What is required – Omit any picture, and return the remaining data exactly as written.

* begin *

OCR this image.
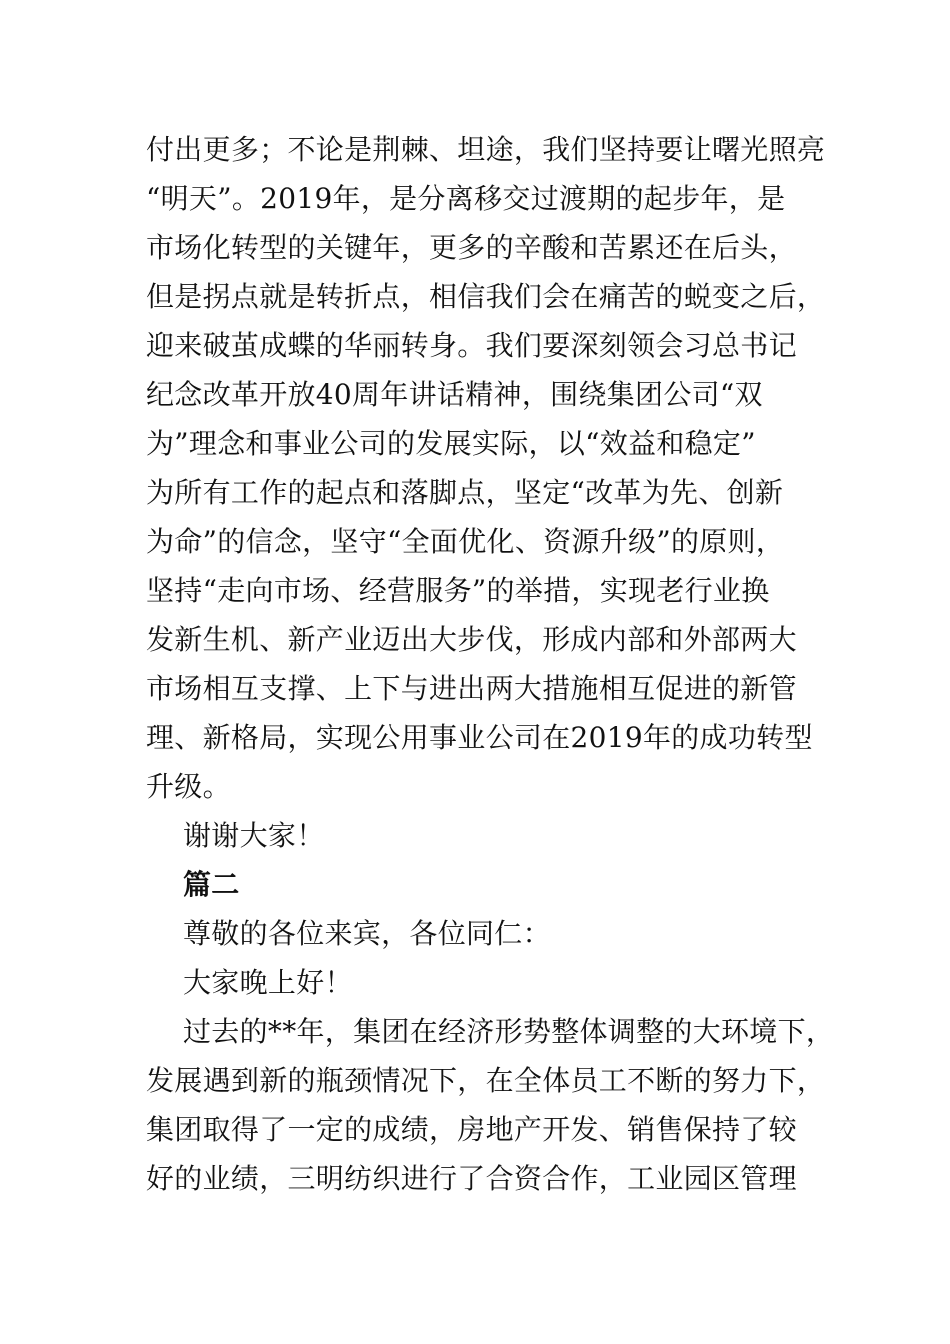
付出更多；不论是荆棘、坦途，我们坚持要让曙光照亮
“明天”。2019年，是分离移交过渡期的起步年，是
市场化转型的关键年，更多的辛酸和苦累还在后头，
但是拐点就是转折点，相信我们会在痛苦的蜕变之后，
迎来破茧成蝶的华丽转身。我们要深刻领会习总书记
纪念改革开放40周年讲话精神，围绕集团公司“双
为”理念和事业公司的发展实际，以“效益和稳定”
为所有工作的起点和落脚点，坚定“改革为先、创新
为命”的信念，坚守“全面优化、资源升级”的原则，
坚持“走向市场、经营服务”的举措，实现老行业换
发新生机、新产业迈出大步伐，形成内部和外部两大
市场相互支撑、上下与进出两大措施相互促进的新管
理、新格局，实现公用事业公司在2019年的成功转型
升级。
谢谢大家！
篇二
尊敬的各位来宾，各位同仁：
大家晚上好！
过去的**年，集团在经济形势整体调整的大环境下，
发展遇到新的瓶颈情况下，在全体员工不断的努力下，
集团取得了一定的成绩，房地产开发、销售保持了较
好的业绩，三明纺织进行了合资合作，工业园区管理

* end *

Final result –
OCR this image.
付出更多；不论是荆棘、坦途，我们坚持要让曙光照亮
“明天”。2019年，是分离移交过渡期的起步年，是
市场化转型的关键年，更多的辛酸和苦累还在后头，
但是拐点就是转折点，相信我们会在痛苦的蜕变之后，
迎来破茧成蝶的华丽转身。我们要深刻领会习总书记
纪念改革开放40周年讲话精神，围绕集团公司“双
为”理念和事业公司的发展实际，以“效益和稳定”
为所有工作的起点和落脚点，坚定“改革为先、创新
为命”的信念，坚守“全面优化、资源升级”的原则，
坚持“走向市场、经营服务”的举措，实现老行业换
发新生机、新产业迈出大步伐，形成内部和外部两大
市场相互支撑、上下与进出两大措施相互促进的新管
理、新格局，实现公用事业公司在2019年的成功转型
升级。
谢谢大家！
篇二
尊敬的各位来宾，各位同仁：
大家晚上好！
过去的**年，集团在经济形势整体调整的大环境下，
发展遇到新的瓶颈情况下，在全体员工不断的努力下，
集团取得了一定的成绩，房地产开发、销售保持了较
好的业绩，三明纺织进行了合资合作，工业园区管理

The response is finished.